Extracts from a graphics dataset
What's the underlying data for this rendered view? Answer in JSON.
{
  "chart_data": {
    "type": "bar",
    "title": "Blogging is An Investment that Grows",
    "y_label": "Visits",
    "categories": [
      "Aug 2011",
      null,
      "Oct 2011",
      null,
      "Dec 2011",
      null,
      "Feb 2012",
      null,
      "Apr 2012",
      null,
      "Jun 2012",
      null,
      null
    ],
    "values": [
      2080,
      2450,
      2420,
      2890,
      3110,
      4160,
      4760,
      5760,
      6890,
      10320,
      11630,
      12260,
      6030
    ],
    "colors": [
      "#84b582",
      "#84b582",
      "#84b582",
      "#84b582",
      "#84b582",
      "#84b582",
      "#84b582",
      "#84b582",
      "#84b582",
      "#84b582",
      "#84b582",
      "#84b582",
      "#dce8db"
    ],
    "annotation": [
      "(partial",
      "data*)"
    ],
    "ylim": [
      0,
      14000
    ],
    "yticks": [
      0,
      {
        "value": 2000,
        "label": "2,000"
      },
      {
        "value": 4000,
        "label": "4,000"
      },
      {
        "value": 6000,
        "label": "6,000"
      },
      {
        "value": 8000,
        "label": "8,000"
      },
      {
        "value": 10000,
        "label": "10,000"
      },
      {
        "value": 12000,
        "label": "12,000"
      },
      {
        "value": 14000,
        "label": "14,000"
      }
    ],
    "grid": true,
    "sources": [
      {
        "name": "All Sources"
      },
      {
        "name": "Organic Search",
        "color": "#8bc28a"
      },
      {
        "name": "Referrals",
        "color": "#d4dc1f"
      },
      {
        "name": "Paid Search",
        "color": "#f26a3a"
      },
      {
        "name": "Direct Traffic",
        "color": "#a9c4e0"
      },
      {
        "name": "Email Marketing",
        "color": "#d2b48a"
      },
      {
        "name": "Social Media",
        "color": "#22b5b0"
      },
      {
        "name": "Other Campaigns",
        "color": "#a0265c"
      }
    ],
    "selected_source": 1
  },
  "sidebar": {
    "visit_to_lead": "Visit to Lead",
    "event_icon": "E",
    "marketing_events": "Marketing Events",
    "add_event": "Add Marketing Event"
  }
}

◆ Task: Copy, from the material, each line that holds the string "Marketing".

◆ Answer in full:
        "name": "Email Marketing",
    "marketing_events": "Marketing Events",
    "add_event": "Add Marketing Event"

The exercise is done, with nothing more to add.